-- Begin Raw data --

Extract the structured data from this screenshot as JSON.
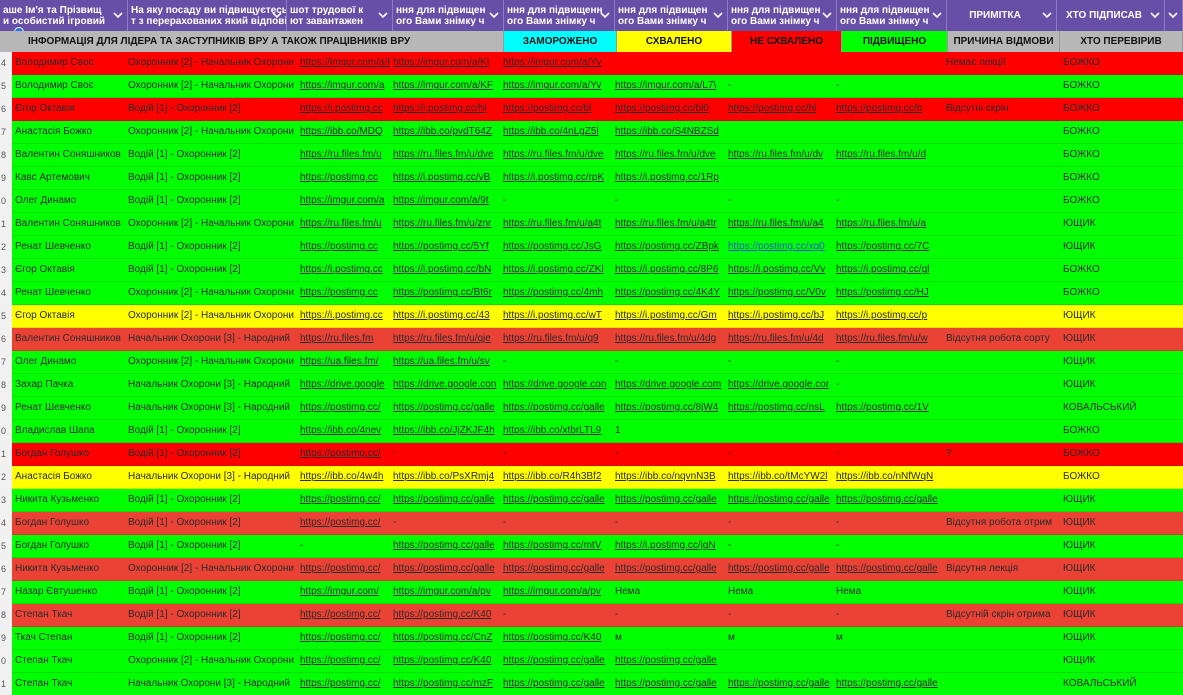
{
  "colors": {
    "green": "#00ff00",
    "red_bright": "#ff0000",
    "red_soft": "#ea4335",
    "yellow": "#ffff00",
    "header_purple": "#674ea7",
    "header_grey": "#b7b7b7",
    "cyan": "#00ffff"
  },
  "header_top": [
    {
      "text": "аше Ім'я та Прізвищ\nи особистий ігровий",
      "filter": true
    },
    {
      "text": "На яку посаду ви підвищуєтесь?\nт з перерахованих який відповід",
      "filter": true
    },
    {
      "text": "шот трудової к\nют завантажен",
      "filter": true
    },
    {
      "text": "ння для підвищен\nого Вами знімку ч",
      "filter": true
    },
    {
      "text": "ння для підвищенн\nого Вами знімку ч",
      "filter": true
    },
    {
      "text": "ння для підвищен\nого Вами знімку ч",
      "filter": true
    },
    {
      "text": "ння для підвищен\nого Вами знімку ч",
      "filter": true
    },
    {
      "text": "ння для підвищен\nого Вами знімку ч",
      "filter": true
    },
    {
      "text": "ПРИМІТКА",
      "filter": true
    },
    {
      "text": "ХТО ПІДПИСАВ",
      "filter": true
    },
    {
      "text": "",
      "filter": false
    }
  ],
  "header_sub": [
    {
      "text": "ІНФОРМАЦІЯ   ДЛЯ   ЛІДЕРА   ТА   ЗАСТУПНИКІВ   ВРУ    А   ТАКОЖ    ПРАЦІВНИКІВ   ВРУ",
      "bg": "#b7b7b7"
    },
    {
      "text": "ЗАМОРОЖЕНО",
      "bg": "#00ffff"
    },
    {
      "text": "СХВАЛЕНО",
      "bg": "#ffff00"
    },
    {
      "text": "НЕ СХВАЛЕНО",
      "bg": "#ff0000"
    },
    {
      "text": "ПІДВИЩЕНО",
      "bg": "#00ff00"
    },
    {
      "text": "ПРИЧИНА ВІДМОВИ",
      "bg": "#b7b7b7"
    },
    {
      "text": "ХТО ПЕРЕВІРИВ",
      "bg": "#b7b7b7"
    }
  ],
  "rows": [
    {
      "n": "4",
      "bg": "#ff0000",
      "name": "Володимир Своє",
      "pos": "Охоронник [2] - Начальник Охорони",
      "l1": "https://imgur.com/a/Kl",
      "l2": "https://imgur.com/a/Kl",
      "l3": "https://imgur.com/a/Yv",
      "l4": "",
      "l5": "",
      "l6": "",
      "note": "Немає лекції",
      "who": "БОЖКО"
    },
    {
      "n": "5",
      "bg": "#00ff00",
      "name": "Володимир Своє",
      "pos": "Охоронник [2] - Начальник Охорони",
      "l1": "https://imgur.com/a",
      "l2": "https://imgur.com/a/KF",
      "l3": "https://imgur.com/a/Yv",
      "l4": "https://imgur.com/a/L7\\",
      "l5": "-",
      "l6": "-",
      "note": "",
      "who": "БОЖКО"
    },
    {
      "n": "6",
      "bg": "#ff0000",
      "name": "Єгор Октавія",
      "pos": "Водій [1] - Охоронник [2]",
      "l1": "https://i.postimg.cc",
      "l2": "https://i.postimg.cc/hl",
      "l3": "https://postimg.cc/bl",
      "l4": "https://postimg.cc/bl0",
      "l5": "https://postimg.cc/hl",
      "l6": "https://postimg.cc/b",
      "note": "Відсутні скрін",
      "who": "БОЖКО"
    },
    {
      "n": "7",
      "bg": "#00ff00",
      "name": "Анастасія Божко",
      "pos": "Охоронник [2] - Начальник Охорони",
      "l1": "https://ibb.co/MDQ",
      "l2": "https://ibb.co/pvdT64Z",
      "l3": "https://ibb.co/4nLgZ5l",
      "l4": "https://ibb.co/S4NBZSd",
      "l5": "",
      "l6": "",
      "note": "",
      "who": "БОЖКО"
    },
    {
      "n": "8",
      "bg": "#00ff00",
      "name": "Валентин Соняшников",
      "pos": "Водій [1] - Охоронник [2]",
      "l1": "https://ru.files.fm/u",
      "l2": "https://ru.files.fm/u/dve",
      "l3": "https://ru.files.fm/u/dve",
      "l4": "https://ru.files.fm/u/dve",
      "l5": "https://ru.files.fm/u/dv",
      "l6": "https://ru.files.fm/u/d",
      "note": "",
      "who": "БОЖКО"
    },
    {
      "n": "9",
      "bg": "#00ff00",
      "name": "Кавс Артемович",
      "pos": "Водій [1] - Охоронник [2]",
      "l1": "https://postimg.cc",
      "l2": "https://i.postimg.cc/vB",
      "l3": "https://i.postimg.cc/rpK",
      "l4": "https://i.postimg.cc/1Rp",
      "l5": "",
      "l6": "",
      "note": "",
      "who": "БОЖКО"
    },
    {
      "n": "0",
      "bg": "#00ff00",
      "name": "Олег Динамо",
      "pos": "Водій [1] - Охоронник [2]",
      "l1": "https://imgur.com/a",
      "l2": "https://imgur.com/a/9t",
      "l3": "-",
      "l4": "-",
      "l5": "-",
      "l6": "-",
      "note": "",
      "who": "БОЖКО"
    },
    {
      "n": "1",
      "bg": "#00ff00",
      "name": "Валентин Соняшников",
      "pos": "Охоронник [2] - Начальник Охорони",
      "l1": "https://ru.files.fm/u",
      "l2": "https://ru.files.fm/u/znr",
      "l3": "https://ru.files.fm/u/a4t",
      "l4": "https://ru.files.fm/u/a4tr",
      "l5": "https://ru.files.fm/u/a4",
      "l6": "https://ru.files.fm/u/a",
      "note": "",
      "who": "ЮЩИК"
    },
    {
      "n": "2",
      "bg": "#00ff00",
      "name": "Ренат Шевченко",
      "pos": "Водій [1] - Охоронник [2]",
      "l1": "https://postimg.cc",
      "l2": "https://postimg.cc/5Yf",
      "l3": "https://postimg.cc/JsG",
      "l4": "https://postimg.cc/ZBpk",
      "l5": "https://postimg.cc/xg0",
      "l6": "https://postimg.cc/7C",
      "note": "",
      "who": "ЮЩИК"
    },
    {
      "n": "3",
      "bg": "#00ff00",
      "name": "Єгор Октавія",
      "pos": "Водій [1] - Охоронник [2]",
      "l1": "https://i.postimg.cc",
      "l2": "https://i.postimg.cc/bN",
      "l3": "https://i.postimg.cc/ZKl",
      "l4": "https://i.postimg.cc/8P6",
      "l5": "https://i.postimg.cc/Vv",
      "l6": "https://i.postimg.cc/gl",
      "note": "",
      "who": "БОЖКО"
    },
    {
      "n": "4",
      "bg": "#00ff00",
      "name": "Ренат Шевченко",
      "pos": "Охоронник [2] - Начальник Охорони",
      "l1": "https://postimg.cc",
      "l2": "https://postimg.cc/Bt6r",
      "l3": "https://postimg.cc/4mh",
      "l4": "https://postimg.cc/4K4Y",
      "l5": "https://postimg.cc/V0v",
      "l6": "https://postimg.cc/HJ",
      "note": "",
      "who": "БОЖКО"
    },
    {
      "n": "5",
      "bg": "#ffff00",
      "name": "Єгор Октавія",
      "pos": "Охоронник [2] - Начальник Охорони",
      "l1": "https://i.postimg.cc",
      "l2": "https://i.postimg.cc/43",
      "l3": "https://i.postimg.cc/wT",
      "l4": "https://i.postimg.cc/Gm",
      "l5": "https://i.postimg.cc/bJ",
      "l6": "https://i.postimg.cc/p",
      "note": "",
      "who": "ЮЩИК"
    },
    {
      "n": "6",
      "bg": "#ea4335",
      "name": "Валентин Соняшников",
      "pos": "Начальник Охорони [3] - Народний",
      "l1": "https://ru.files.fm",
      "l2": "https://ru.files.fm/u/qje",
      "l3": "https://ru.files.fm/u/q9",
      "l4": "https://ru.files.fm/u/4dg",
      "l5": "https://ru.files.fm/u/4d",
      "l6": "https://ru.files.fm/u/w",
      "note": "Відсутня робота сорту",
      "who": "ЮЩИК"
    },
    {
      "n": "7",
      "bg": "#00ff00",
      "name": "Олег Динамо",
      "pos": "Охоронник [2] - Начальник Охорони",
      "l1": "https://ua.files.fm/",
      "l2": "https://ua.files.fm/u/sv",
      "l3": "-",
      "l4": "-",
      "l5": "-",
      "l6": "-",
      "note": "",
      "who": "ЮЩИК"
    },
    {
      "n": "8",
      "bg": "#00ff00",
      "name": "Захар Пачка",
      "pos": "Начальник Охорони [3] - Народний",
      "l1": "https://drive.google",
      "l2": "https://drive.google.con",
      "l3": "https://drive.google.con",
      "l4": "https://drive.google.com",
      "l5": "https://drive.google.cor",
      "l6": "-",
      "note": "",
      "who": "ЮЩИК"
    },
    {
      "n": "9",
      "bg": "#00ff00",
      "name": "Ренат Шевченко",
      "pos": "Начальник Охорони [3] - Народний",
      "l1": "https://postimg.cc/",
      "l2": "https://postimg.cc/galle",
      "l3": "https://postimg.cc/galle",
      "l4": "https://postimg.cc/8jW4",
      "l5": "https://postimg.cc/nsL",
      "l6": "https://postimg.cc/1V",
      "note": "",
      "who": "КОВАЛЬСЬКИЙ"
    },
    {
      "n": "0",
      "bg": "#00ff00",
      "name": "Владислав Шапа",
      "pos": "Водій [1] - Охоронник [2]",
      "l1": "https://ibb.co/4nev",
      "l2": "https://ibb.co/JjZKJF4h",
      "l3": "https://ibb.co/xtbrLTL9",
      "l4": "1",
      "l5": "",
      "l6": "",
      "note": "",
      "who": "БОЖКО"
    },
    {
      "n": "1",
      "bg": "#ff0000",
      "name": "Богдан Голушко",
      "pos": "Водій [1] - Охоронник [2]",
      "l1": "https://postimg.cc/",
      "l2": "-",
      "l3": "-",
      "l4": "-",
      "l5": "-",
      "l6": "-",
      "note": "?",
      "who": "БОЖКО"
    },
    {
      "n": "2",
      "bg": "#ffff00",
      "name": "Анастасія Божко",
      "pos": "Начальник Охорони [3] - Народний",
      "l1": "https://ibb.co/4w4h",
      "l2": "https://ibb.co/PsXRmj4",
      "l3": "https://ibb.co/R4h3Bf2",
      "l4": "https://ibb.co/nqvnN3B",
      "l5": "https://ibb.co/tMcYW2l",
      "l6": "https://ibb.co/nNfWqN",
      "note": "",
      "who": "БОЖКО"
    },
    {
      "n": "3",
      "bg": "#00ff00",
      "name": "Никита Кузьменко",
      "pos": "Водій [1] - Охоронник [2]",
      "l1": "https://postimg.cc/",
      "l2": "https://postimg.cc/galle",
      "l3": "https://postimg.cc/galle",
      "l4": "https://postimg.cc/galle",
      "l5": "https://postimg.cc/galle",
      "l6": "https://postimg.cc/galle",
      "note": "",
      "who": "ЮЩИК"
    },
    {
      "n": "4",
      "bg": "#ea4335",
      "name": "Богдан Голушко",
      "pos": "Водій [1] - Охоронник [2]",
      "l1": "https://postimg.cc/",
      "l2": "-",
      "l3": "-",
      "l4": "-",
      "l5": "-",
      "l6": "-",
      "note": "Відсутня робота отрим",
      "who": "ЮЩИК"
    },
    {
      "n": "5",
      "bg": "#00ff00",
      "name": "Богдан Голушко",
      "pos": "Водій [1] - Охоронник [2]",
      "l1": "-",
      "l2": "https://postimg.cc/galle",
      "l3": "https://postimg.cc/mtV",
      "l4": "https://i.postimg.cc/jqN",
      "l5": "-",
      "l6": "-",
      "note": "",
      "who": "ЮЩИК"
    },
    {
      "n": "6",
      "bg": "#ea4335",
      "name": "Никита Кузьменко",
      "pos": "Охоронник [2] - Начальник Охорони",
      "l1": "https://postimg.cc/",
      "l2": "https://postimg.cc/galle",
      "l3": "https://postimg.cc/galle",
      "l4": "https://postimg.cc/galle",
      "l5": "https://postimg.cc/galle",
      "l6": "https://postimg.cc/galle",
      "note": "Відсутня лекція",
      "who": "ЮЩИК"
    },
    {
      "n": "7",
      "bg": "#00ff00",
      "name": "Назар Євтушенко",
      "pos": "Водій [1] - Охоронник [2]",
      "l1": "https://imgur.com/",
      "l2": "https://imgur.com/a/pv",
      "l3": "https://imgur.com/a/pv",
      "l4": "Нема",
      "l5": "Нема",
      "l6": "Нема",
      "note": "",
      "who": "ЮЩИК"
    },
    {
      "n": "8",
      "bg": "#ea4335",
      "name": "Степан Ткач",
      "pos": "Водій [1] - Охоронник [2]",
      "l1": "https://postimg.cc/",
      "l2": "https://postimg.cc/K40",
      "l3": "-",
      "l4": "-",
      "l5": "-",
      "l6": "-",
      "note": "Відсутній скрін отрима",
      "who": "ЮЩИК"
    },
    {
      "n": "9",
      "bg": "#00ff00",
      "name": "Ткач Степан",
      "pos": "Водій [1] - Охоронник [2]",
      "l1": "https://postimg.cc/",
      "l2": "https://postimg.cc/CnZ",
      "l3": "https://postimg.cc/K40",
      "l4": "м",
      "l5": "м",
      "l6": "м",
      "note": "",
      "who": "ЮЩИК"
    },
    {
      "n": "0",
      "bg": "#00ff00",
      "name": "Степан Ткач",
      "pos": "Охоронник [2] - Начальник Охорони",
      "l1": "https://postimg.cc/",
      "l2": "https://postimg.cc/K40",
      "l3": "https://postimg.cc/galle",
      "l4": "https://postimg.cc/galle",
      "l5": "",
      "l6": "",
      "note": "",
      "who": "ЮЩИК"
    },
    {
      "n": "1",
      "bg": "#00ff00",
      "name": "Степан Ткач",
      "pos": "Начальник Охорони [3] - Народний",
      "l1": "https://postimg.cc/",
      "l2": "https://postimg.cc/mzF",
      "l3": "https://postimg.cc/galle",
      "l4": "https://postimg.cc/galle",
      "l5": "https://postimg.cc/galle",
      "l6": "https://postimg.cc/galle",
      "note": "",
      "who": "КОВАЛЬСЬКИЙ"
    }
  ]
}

-- End Raw data --

Set exercise: Copy each line of the listing that includes "imgur".

Output below:
      "l1": "https://imgur.com/a/Kl",
      "l2": "https://imgur.com/a/Kl",
      "l3": "https://imgur.com/a/Yv",
      "l1": "https://imgur.com/a",
      "l2": "https://imgur.com/a/KF",
      "l3": "https://imgur.com/a/Yv",
      "l4": "https://imgur.com/a/L7\\",
      "l1": "https://imgur.com/a",
      "l2": "https://imgur.com/a/9t",
      "l1": "https://imgur.com/",
      "l2": "https://imgur.com/a/pv",
      "l3": "https://imgur.com/a/pv",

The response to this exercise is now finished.